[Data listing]
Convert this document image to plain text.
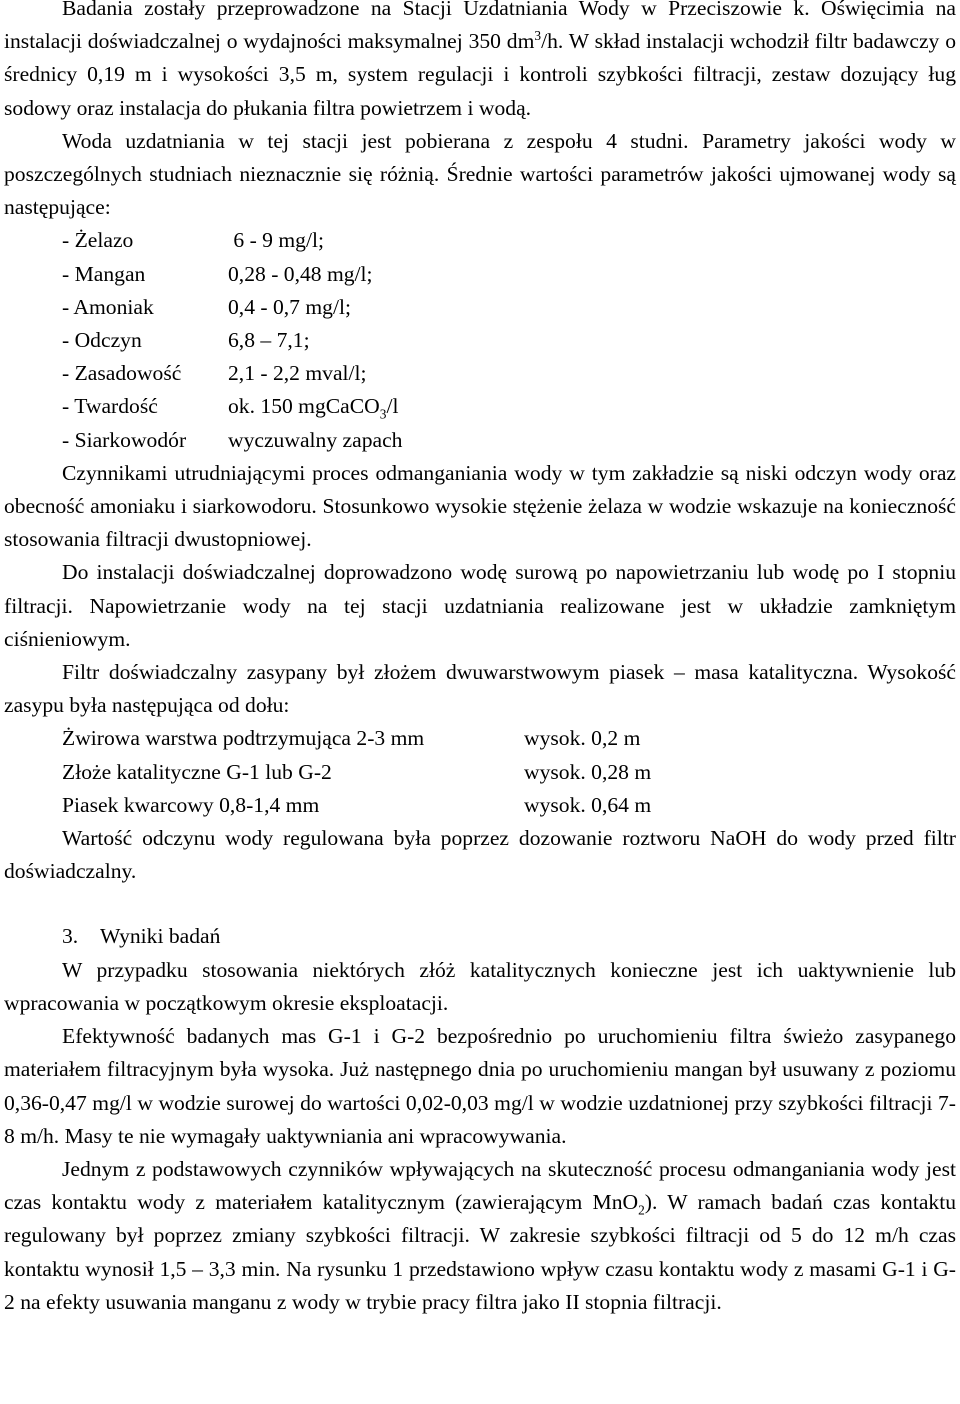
Badania zostały przeprowadzone na Stacji Uzdatniania Wody w Przeciszowie k. Oświęcimia na instalacji doświadczalnej o wydajności maksymalnej 350 $dm^3/h$. W skład instalacji wchodził filtr badawczy o średnicy 0,19 m i wysokości 3,5 m, system regulacji i kontroli szybkości filtracji, zestaw dozujący ług sodowy oraz instalacja do płukania filtra powietrzem i wodą.

Woda uzdatniania w tej stacji jest pobierana z zespołu 4 studni. Parametry jakości wody w poszczególnych studniach nieznacznie się różnią. Średnie wartości parametrów jakości ujmowanej wody są następujące:

- Żelazo	6 - 9 mg/l;
- Mangan	0,28 - 0,48 mg/l;
- Amoniak	0,4 - 0,7 mg/l;
- Odczyn	6,8 – 7,1;
- Zasadowość	2,1 - 2,2 mval/l;
- Twardość	ok. 150 mgCaCO$_3$/l
- Siarkowodór	wyczuwalny zapach

Czynnikami utrudniającymi proces odmanganiania wody w tym zakładzie są niski odczyn wody oraz obecność amoniaku i siarkowodoru. Stosunkowo wysokie stężenie żelaza w wodzie wskazuje na konieczność stosowania filtracji dwustopniowej.

Do instalacji doświadczalnej doprowadzono wodę surową po napowietrzaniu lub wodę po I stopniu filtracji. Napowietrzanie wody na tej stacji uzdatniania realizowane jest w układzie zamkniętym ciśnieniowym.

Filtr doświadczalny zasypany był złożem dwuwarstwowym piasek – masa katalityczna. Wysokość zasypu była następująca od dołu:

Żwirowa warstwa podtrzymująca 2-3 mm	wysok. 0,2 m
Złoże katalityczne G-1 lub G-2	wysok. 0,28 m
Piasek kwarcowy 0,8-1,4 mm	wysok. 0,64 m

Wartość odczynu wody regulowana była poprzez dozowanie roztworu NaOH do wody przed filtr doświadczalny.

3. Wyniki badań

W przypadku stosowania niektórych złóż katalitycznych konieczne jest ich uaktywnienie lub wpracowania w początkowym okresie eksploatacji.

Efektywność badanych mas G-1 i G-2 bezpośrednio po uruchomieniu filtra świeżo zasypanego materiałem filtracyjnym była wysoka. Już następnego dnia po uruchomieniu mangan był usuwany z poziomu 0,36-0,47 mg/l w wodzie surowej do wartości 0,02-0,03 mg/l w wodzie uzdatnionej przy szybkości filtracji 7-8 m/h. Masy te nie wymagały uaktywniania ani wpracowywania.

Jednym z podstawowych czynników wpływających na skuteczność procesu odmanganiania wody jest czas kontaktu wody z materiałem katalitycznym (zawierającym MnO$_2$). W ramach badań czas kontaktu regulowany był poprzez zmiany szybkości filtracji. W zakresie szybkości filtracji od 5 do 12 m/h czas kontaktu wynosił 1,5 – 3,3 min. Na rysunku 1 przedstawiono wpływ czasu kontaktu wody z masami G-1 i G-2 na efekty usuwania manganu z wody w trybie pracy filtra jako II stopnia filtracji.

What this task involves: Quote every record above exactly, leaving out any pictures.

Full output:
Convert this document image to plain text.
Badania zostały przeprowadzone na Stacji Uzdatniania Wody w Przeciszowie k. Oświęcimia na instalacji doświadczalnej o wydajności maksymalnej 350 $dm^3/h$. W skład instalacji wchodził filtr badawczy o średnicy 0,19 m i wysokości 3,5 m, system regulacji i kontroli szybkości filtracji, zestaw dozujący ług sodowy oraz instalacja do płukania filtra powietrzem i wodą.

Woda uzdatniania w tej stacji jest pobierana z zespołu 4 studni. Parametry jakości wody w poszczególnych studniach nieznacznie się różnią. Średnie wartości parametrów jakości ujmowanej wody są następujące:

- Żelazo	6 - 9 mg/l;
- Mangan	0,28 - 0,48 mg/l;
- Amoniak	0,4 - 0,7 mg/l;
- Odczyn	6,8 – 7,1;
- Zasadowość	2,1 - 2,2 mval/l;
- Twardość	ok. 150 mgCaCO$_3$/l
- Siarkowodór	wyczuwalny zapach

Czynnikami utrudniającymi proces odmanganiania wody w tym zakładzie są niski odczyn wody oraz obecność amoniaku i siarkowodoru. Stosunkowo wysokie stężenie żelaza w wodzie wskazuje na konieczność stosowania filtracji dwustopniowej.

Do instalacji doświadczalnej doprowadzono wodę surową po napowietrzaniu lub wodę po I stopniu filtracji. Napowietrzanie wody na tej stacji uzdatniania realizowane jest w układzie zamkniętym ciśnieniowym.

Filtr doświadczalny zasypany był złożem dwuwarstwowym piasek – masa katalityczna. Wysokość zasypu była następująca od dołu:

Żwirowa warstwa podtrzymująca 2-3 mm	wysok. 0,2 m
Złoże katalityczne G-1 lub G-2	wysok. 0,28 m
Piasek kwarcowy 0,8-1,4 mm	wysok. 0,64 m

Wartość odczynu wody regulowana była poprzez dozowanie roztworu NaOH do wody przed filtr doświadczalny.

3. Wyniki badań

W przypadku stosowania niektórych złóż katalitycznych konieczne jest ich uaktywnienie lub wpracowania w początkowym okresie eksploatacji.

Efektywność badanych mas G-1 i G-2 bezpośrednio po uruchomieniu filtra świeżo zasypanego materiałem filtracyjnym była wysoka. Już następnego dnia po uruchomieniu mangan był usuwany z poziomu 0,36-0,47 mg/l w wodzie surowej do wartości 0,02-0,03 mg/l w wodzie uzdatnionej przy szybkości filtracji 7-8 m/h. Masy te nie wymagały uaktywniania ani wpracowywania.

Jednym z podstawowych czynników wpływających na skuteczność procesu odmanganiania wody jest czas kontaktu wody z materiałem katalitycznym (zawierającym MnO$_2$). W ramach badań czas kontaktu regulowany był poprzez zmiany szybkości filtracji. W zakresie szybkości filtracji od 5 do 12 m/h czas kontaktu wynosił 1,5 – 3,3 min. Na rysunku 1 przedstawiono wpływ czasu kontaktu wody z masami G-1 i G-2 na efekty usuwania manganu z wody w trybie pracy filtra jako II stopnia filtracji.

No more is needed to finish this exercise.